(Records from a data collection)
* * *
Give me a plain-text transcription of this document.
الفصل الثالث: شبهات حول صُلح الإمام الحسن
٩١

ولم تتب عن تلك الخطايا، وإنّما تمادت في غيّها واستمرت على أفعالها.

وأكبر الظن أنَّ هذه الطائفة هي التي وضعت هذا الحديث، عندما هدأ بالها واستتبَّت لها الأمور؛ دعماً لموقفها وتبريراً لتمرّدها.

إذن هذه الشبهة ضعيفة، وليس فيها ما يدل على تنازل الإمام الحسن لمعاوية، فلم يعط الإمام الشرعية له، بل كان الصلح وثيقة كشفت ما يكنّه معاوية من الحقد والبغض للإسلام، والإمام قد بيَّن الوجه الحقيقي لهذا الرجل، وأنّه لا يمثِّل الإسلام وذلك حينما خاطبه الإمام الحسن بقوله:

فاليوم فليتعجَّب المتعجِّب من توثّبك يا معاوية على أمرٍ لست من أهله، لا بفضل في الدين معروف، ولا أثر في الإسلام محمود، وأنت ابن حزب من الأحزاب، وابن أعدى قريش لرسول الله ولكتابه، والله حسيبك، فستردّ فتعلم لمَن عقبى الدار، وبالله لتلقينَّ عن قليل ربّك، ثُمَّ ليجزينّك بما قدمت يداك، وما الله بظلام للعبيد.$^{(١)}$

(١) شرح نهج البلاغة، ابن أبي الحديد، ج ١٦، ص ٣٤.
* * *
= AIM =
Return every line in the listing that contains the word "الحسن".

= WRITTEN ANSWER =
الفصل الثالث: شبهات حول صُلح الإمام الحسن
إذن هذه الشبهة ضعيفة، وليس فيها ما يدل على تنازل الإمام الحسن لمعاوية، فلم يعط الإمام الشرعية له، بل كان الصلح وثيقة كشفت ما يكنّه معاوية من الحقد والبغض للإسلام، والإمام قد بيَّن الوجه الحقيقي لهذا الرجل، وأنّه لا يمثِّل الإسلام وذلك حينما خاطبه الإمام الحسن بقوله:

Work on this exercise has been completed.